Objective: Pull out every line below holding the word "volt".

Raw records
[Begin]
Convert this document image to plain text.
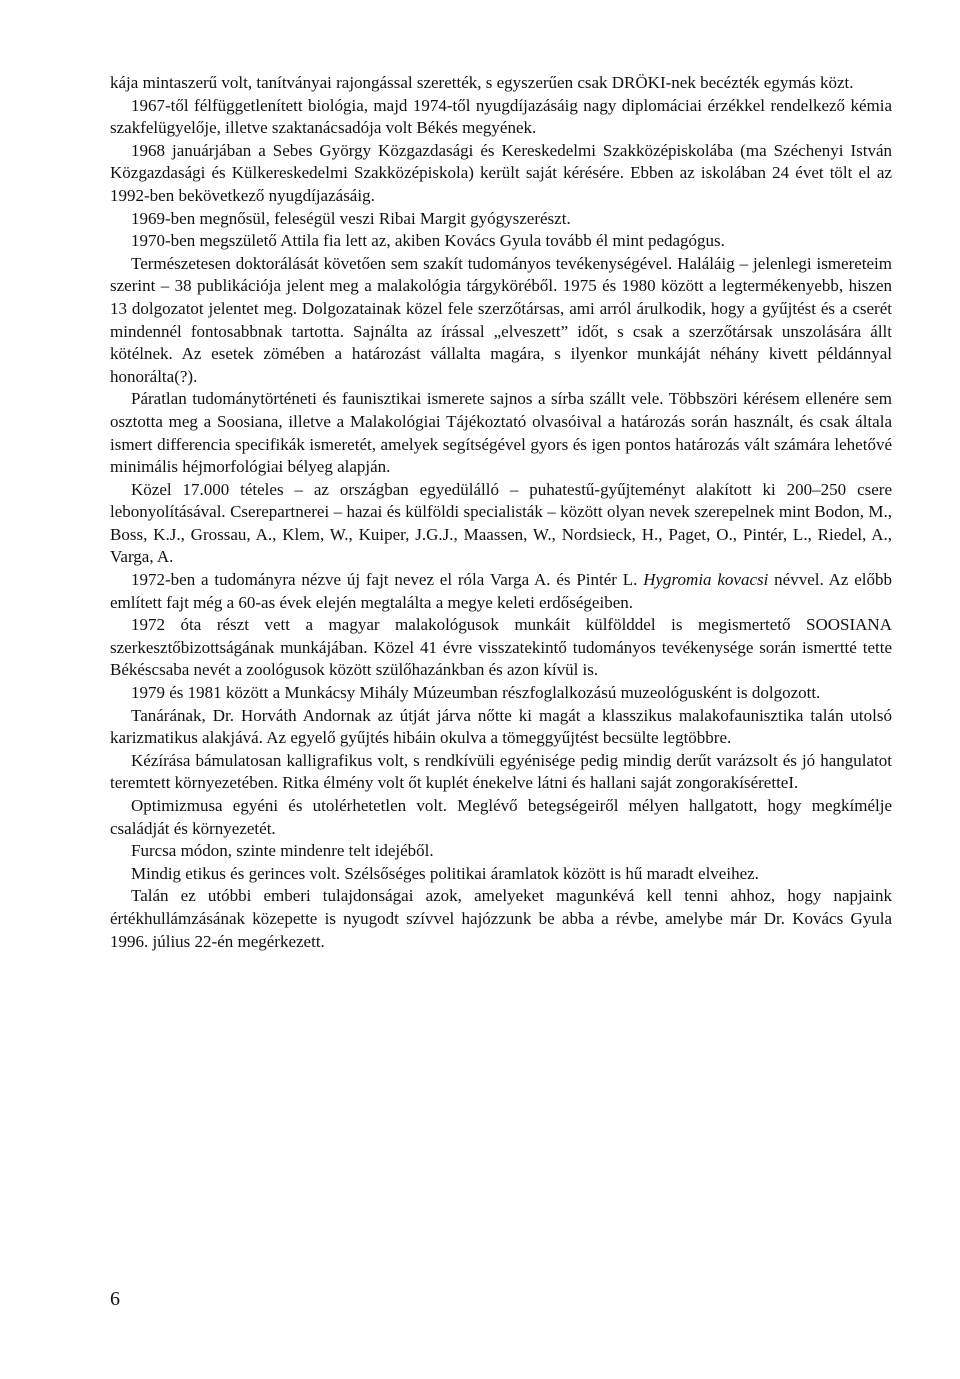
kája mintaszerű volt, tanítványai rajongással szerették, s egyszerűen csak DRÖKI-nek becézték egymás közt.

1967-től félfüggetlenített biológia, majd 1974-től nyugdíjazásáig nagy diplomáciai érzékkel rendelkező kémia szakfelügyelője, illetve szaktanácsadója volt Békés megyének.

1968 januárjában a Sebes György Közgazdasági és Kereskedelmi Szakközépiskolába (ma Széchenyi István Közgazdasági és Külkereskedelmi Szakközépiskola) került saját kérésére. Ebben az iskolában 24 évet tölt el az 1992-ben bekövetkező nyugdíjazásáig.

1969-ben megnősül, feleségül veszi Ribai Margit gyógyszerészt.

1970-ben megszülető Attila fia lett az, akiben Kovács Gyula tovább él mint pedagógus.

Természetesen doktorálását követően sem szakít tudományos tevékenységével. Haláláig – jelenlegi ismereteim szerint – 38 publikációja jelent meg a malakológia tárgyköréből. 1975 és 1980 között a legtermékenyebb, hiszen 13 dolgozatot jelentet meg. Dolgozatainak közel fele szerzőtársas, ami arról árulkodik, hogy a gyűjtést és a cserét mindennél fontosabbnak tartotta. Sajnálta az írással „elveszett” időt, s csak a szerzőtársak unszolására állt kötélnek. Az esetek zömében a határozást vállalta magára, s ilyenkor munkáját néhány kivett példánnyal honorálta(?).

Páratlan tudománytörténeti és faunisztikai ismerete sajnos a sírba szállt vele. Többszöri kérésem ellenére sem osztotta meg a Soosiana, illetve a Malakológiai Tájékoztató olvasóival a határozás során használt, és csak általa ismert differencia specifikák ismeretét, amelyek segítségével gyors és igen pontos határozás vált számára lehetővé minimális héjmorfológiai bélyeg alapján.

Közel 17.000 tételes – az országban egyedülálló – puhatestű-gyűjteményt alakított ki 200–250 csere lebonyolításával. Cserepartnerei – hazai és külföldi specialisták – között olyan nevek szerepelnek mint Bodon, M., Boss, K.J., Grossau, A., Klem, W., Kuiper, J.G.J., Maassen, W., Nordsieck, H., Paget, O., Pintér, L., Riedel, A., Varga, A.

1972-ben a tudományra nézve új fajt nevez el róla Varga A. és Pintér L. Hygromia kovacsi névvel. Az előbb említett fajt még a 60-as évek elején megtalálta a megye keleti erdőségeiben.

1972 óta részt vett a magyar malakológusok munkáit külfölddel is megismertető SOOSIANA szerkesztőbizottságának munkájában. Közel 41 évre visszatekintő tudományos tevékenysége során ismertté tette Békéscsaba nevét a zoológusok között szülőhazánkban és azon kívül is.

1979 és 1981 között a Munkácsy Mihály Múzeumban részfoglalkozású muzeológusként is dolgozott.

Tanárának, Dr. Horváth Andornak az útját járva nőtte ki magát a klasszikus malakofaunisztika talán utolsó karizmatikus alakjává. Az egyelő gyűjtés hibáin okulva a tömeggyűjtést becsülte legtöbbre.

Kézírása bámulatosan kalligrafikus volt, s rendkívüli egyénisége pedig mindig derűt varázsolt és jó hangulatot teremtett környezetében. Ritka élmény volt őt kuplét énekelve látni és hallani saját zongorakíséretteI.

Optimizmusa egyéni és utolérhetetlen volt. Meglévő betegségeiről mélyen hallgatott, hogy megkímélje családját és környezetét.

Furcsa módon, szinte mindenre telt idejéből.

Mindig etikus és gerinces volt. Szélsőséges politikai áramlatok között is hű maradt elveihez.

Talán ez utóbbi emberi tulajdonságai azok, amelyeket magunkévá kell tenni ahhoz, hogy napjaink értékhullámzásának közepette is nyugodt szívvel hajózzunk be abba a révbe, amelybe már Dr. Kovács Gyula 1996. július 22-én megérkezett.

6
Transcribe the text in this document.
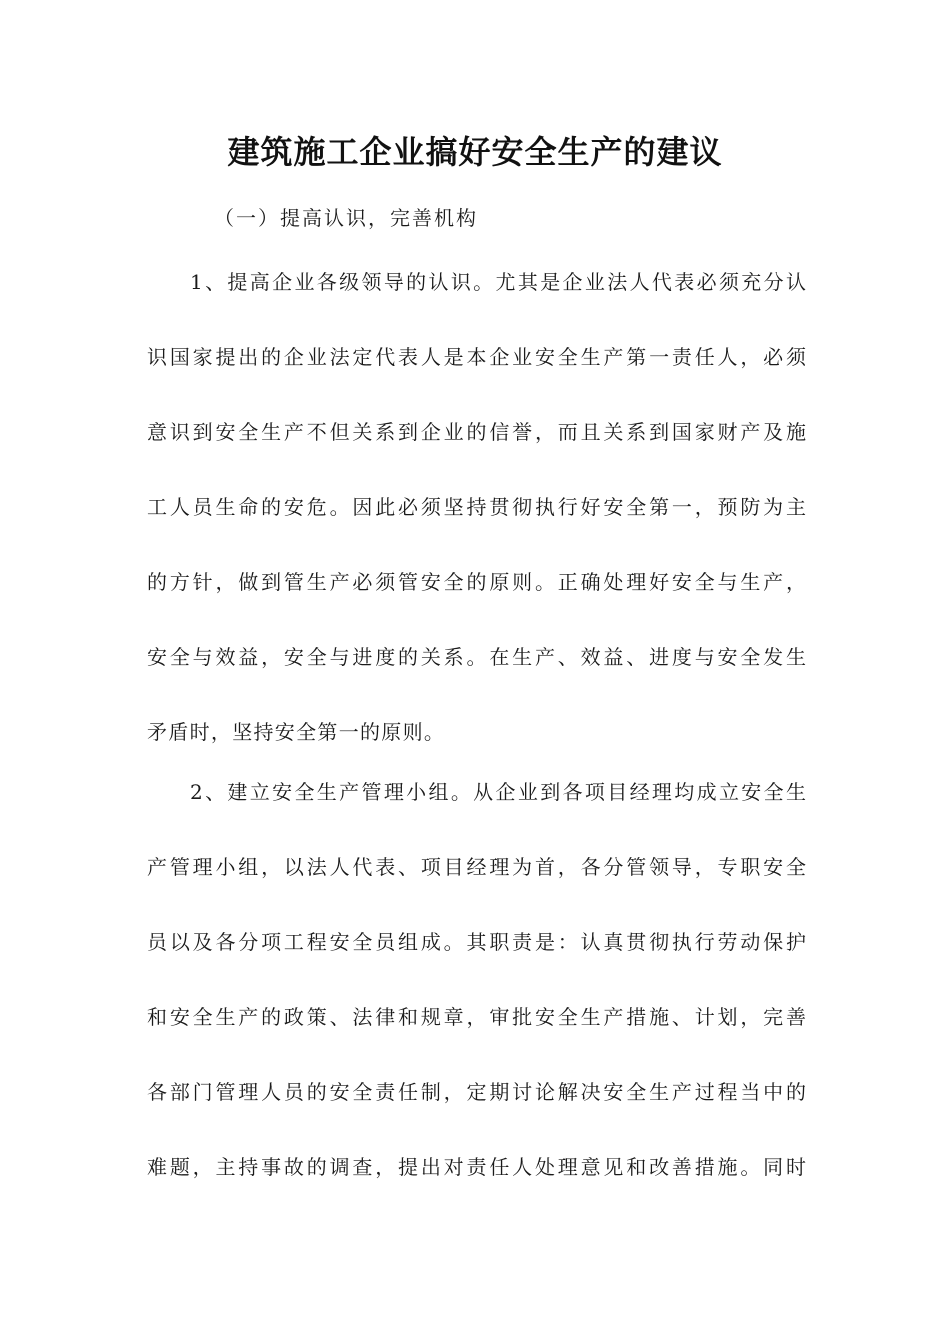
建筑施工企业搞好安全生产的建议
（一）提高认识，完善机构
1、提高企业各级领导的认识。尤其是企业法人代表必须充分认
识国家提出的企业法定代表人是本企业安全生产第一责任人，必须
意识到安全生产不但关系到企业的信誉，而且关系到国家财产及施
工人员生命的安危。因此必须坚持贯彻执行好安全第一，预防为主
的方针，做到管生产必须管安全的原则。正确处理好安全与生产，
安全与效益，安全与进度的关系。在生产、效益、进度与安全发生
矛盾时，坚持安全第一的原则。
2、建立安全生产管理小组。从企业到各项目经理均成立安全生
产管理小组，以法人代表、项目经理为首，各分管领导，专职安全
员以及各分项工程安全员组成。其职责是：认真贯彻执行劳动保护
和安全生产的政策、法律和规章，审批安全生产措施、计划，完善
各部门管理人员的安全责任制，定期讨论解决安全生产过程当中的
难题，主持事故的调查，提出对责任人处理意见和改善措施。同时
[End]
The result:
kája mintaszerű volt, tanítványai rajongással szerették, s egyszerűen csak DRÖKI-nek becézték egymás közt.
1967-től félfüggetlenített biológia, majd 1974-től nyugdíjazásáig nagy diplomáciai érzékkel rendelkező kémia szakfelügyelője, illetve szaktanácsadója volt Békés megyének.
Kézírása bámulatosan kalligrafikus volt, s rendkívüli egyénisége pedig mindig derűt varázsolt és jó hangulatot teremtett környezetében. Ritka élmény volt őt kuplét énekelve látni és hallani saját zongorakíséretteI.
Optimizmusa egyéni és utolérhetetlen volt. Meglévő betegségeiről mélyen hallgatott, hogy megkímélje családját és környezetét.
Mindig etikus és gerinces volt. Szélsőséges politikai áramlatok között is hű maradt elveihez.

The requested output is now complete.